Con la dinastia carolingia la storia dell’arte conosce un procedere più omogeneo e tendenzialmente totalitario, come non si vedeva dal periodo aureo del glorioso Impero Romano.
Un grosso impulso alla vitalità della pittura e dell’architettura, viene dato anche dall’accordo della Chiesa con il nuovo Impero. La Chiesa durante l’VIII secolo ha la preoccupazione di conformare le istituzioni regolari del clero a quelle monastiche, che pure hanno conosciuto ulteriori chiarificazioni sulla normativa, come testimonia con forte evidenza raffigurativa e simbolica il maestoso complesso abbaziale romanico di Saint-Riquier (Centula), fondato da Angilberto nel 790 (terminato nel 799), grazie anche ai consistenti contributi di Carlo Magno. Si crea così una stretta e diretta interdipendenza tra molti fattori che si intrecciano tra loro, come il cerimoniale imperiale con la liturgia sacra, lo schema architettonico con l’arredo religioso, gli eventi terreni con il contenuto ideale: l’arte assume una forte impronta religiosa insieme al ritorno a schemi tipici del classicismo romano legittimato dal potere imperiale.
Il modello ideale al quale ispirarsi è quello dell’Impero cristiano di Costantino, al quale si aggiunge un collegamento molto più diretto con l’attuale Cristianesimo, ormai capillarmente diffuso, che gli conferisce una legittimazione anche senza passare da Bisanzio.
Nell’Impero Carolingio, oltre a quella del papato, una grande risorsa arriva dall’ordine benedettino che prende forza per la fondazione di numerosissimi edifici di culto, mentre presso la corte confluiscono autorità clericali ed i chierici più dotti del Cristianesimo, che contribuiscono attivamente alla “Rinascenza Carolingia”.
I più grandi rinnovamenti architettonici delle chiese dell’età carolingia derivano da questa concezione storica che mette insieme Impero e Chiesa in un compito comune: un esempio sono le possenti torri Westwerk, a ridosso delle cattedrali, più alte della navata, in tre grandi aree, costruite per ospitare l’Imperatore ed assistere alle più importanti funzioni religiose.

* [ESERCIZIO A]:
Ripeta senza alcuna modifica le righe dei dati sulla posizione degli elementi, cominciando dalla prima e proseguendo fino alla riga che contiene "data-point [464,301,470,307]", quest'ultima inclusa.

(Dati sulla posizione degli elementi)
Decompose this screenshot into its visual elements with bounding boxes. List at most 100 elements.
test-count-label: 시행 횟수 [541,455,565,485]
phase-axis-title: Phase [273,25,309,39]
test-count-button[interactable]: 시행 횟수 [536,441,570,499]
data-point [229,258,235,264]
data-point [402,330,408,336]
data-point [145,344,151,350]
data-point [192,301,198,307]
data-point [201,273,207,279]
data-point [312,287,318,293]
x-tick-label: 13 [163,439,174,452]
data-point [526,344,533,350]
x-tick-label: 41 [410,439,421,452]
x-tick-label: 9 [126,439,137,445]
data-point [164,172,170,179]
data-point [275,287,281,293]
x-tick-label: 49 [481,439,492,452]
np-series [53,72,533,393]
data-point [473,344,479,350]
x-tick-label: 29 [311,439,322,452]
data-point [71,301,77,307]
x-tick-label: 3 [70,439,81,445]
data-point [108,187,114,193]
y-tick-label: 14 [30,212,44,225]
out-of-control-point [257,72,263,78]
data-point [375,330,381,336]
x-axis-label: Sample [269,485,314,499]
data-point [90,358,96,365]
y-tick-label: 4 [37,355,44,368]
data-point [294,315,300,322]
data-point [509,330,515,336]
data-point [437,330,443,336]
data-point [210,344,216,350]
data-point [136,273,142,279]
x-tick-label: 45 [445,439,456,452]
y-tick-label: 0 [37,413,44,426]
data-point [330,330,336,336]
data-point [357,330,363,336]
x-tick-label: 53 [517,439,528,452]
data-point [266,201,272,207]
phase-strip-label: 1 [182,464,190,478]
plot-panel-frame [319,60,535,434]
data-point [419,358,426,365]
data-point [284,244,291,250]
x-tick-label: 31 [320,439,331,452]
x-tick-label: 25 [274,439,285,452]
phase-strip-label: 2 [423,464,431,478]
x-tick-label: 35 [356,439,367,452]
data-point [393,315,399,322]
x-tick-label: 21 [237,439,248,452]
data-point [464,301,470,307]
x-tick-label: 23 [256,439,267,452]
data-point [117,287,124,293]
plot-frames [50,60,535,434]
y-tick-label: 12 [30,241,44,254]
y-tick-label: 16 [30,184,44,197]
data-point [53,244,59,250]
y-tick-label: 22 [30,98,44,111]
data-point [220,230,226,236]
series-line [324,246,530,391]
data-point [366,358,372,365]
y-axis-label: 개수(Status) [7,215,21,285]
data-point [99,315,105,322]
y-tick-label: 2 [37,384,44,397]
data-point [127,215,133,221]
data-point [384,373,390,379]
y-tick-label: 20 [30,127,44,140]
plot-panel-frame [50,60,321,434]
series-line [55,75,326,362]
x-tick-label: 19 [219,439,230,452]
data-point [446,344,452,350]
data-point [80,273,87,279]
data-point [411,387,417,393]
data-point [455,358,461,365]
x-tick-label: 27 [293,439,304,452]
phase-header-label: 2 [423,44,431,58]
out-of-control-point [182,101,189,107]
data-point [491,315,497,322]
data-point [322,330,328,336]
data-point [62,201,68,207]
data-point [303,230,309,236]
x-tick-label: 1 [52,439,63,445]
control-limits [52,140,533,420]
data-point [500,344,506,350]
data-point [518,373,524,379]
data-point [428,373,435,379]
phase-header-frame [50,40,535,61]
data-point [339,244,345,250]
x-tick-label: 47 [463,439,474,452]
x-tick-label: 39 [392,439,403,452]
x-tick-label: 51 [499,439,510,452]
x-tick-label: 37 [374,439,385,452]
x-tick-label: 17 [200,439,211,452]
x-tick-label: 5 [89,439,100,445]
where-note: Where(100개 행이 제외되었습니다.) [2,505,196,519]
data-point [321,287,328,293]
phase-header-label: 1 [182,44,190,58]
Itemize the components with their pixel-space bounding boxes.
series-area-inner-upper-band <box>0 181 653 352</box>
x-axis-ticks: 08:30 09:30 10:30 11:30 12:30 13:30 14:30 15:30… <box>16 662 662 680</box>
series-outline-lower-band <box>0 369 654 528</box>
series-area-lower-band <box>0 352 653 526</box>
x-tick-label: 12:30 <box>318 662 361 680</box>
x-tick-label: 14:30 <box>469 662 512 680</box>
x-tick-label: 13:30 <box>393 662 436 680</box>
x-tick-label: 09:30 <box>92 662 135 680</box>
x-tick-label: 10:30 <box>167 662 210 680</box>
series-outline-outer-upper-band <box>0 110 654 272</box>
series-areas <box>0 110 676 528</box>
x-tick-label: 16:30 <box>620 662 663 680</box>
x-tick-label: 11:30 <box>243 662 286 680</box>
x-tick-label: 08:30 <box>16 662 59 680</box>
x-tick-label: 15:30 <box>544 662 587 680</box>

* [ESERCIZIO B]:
Trascriva fedelmente la porzione dell'estratto sull'arte carolingia che comincia con "Con la dinastia" e prosegue fino a "glorioso Impero Romano.".

* [SOLUZIONE SVOLTA A]:
Decompose this screenshot into its visual elements with bounding boxes. List at most 100 elements.
test-count-label: 시행 횟수 [541,455,565,485]
phase-axis-title: Phase [273,25,309,39]
test-count-button[interactable]: 시행 횟수 [536,441,570,499]
data-point [229,258,235,264]
data-point [402,330,408,336]
data-point [145,344,151,350]
data-point [192,301,198,307]
data-point [201,273,207,279]
data-point [312,287,318,293]
x-tick-label: 13 [163,439,174,452]
data-point [526,344,533,350]
x-tick-label: 41 [410,439,421,452]
x-tick-label: 9 [126,439,137,445]
data-point [164,172,170,179]
data-point [275,287,281,293]
x-tick-label: 49 [481,439,492,452]
np-series [53,72,533,393]
data-point [473,344,479,350]
x-tick-label: 29 [311,439,322,452]
data-point [71,301,77,307]
x-tick-label: 3 [70,439,81,445]
data-point [108,187,114,193]
y-tick-label: 14 [30,212,44,225]
out-of-control-point [257,72,263,78]
data-point [375,330,381,336]
x-axis-label: Sample [269,485,314,499]
data-point [90,358,96,365]
y-tick-label: 4 [37,355,44,368]
data-point [294,315,300,322]
data-point [509,330,515,336]
data-point [437,330,443,336]
data-point [210,344,216,350]
data-point [136,273,142,279]
x-tick-label: 45 [445,439,456,452]
y-tick-label: 0 [37,413,44,426]
data-point [330,330,336,336]
data-point [357,330,363,336]
x-tick-label: 53 [517,439,528,452]
data-point [266,201,272,207]
phase-strip-label: 1 [182,464,190,478]
plot-panel-frame [319,60,535,434]
data-point [419,358,426,365]
data-point [284,244,291,250]
x-tick-label: 31 [320,439,331,452]
x-tick-label: 25 [274,439,285,452]
phase-strip-label: 2 [423,464,431,478]
x-tick-label: 35 [356,439,367,452]
data-point [393,315,399,322]
x-tick-label: 21 [237,439,248,452]
data-point [464,301,470,307]

* [SOLUZIONE SVOLTA B]:
Con la dinastia carolingia la storia dell’arte conosce un procedere più omogeneo e tendenzialmente totalitario, come non si vedeva dal periodo aureo del glorioso Impero Romano.